Sift the listing for lines that hold the string "Lymphknoten" and pull them out.
=====
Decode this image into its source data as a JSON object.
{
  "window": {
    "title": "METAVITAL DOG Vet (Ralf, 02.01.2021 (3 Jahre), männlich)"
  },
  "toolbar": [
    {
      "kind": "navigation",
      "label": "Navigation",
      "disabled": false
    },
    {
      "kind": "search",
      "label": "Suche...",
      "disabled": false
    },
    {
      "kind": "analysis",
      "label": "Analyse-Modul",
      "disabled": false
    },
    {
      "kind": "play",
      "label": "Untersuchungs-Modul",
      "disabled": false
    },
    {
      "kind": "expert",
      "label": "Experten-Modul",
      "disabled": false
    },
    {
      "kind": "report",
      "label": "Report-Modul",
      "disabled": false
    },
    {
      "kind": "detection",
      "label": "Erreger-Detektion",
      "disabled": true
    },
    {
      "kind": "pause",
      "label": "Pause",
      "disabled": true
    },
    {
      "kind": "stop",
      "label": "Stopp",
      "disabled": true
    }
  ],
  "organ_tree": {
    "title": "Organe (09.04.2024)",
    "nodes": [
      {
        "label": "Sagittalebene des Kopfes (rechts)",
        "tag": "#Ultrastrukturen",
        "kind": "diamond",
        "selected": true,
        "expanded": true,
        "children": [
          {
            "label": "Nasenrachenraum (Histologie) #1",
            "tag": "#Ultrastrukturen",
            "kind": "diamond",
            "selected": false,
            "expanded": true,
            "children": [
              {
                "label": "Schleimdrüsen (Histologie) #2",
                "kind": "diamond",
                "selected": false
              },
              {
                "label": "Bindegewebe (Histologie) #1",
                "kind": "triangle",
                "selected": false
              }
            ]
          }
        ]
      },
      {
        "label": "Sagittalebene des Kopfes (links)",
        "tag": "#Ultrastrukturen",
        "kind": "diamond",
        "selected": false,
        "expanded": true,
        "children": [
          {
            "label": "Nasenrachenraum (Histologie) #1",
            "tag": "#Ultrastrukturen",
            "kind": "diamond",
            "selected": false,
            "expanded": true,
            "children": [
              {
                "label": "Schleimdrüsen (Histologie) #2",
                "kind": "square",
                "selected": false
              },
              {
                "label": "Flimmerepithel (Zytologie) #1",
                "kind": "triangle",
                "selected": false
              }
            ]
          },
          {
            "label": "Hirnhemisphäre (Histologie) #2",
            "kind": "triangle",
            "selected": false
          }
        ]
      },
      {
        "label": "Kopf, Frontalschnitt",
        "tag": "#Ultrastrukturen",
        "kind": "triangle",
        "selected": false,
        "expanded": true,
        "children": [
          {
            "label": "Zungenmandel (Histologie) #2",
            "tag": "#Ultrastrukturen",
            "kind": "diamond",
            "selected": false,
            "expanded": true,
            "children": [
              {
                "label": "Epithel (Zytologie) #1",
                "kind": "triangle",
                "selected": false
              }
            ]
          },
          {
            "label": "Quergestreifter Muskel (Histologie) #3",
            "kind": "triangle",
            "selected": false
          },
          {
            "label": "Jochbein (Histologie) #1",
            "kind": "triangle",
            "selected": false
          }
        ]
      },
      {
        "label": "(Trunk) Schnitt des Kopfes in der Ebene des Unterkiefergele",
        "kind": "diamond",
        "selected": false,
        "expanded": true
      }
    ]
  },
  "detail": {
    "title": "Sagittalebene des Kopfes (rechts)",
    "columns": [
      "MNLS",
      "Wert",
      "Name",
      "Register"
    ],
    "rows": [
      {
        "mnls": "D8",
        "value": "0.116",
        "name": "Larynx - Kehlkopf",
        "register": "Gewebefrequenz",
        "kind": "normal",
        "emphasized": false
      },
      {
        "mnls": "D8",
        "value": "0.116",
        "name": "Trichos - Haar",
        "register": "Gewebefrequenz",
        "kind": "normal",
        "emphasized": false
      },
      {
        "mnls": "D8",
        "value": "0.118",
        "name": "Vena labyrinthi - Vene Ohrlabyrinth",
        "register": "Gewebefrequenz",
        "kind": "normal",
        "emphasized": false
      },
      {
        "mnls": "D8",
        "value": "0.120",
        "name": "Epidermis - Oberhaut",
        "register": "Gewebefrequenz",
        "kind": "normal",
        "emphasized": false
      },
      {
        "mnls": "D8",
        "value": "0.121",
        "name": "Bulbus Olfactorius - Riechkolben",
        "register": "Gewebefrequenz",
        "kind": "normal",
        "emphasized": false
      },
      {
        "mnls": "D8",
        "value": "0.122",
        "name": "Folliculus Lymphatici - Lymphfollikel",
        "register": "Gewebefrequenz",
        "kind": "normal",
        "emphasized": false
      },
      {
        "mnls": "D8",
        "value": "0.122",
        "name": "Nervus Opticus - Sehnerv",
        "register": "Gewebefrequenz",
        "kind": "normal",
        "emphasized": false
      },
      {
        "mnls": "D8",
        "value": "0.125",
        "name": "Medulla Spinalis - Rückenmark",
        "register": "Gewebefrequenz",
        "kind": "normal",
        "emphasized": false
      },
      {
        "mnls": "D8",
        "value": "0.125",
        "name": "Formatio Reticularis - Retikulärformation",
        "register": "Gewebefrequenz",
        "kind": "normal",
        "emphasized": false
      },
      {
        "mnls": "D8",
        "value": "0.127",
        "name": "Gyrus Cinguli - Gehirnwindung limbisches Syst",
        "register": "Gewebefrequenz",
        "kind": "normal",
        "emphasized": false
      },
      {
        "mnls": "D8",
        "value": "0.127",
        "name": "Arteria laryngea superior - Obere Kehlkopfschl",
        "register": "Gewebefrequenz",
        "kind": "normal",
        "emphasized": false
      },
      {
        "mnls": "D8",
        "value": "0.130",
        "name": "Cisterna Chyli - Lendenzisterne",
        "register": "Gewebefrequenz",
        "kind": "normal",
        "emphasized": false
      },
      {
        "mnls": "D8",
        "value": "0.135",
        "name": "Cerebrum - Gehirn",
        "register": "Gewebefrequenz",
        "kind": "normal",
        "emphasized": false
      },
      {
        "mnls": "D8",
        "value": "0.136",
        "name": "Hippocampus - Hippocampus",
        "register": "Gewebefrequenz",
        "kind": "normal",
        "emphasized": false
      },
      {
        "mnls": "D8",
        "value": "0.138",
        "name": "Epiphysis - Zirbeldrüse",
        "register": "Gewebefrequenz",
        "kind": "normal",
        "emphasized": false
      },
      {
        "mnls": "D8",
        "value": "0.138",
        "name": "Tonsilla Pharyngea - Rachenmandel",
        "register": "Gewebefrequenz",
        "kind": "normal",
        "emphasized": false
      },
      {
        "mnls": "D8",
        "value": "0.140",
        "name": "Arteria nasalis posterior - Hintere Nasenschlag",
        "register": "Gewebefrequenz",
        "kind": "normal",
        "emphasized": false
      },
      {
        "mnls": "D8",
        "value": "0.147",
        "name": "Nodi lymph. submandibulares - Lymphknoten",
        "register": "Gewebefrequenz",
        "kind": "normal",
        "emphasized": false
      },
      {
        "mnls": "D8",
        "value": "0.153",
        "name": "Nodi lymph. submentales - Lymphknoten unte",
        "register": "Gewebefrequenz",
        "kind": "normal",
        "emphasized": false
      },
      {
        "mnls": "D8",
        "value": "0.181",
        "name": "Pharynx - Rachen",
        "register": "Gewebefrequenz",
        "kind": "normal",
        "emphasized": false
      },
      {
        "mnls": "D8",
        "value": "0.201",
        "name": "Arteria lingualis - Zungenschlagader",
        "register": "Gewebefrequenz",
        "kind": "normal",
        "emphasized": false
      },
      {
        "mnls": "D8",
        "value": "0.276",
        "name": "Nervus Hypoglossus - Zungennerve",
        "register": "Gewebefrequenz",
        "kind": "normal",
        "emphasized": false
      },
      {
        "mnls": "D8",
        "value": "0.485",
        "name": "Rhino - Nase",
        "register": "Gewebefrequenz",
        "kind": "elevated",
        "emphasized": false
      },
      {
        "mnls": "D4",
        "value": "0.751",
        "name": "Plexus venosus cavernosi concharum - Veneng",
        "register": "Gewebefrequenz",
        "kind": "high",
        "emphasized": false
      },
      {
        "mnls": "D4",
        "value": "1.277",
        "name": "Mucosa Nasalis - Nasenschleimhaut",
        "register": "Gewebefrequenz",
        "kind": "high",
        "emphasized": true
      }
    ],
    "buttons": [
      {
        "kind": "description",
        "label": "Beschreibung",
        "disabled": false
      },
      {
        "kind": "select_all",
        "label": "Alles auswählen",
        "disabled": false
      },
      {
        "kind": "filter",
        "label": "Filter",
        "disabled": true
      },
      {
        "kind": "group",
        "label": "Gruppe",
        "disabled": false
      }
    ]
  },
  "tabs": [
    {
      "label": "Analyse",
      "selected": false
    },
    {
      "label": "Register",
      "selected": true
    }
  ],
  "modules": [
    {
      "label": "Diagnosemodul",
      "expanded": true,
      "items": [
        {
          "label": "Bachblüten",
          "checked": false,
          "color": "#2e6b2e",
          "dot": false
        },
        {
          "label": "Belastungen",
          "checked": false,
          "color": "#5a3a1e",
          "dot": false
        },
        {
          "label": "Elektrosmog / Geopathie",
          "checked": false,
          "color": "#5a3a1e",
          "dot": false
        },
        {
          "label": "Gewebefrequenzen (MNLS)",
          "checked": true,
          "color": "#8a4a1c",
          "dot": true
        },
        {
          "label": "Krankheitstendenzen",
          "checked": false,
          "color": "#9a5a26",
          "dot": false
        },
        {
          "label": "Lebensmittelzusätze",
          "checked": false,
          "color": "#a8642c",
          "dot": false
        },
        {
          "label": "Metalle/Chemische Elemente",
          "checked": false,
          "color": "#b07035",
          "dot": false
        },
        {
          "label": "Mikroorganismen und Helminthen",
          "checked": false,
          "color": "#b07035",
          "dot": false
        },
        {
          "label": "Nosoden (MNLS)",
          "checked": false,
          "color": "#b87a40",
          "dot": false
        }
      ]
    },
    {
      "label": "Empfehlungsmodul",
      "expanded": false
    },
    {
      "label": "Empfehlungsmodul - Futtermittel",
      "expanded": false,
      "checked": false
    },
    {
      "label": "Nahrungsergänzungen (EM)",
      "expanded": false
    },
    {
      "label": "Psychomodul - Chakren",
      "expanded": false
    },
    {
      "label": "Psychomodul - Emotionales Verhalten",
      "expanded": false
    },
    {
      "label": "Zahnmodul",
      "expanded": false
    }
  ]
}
=====
■ **Response to this task**
        "name": "Nodi lymph. submandibulares - Lymphknoten",
        "name": "Nodi lymph. submentales - Lymphknoten unte",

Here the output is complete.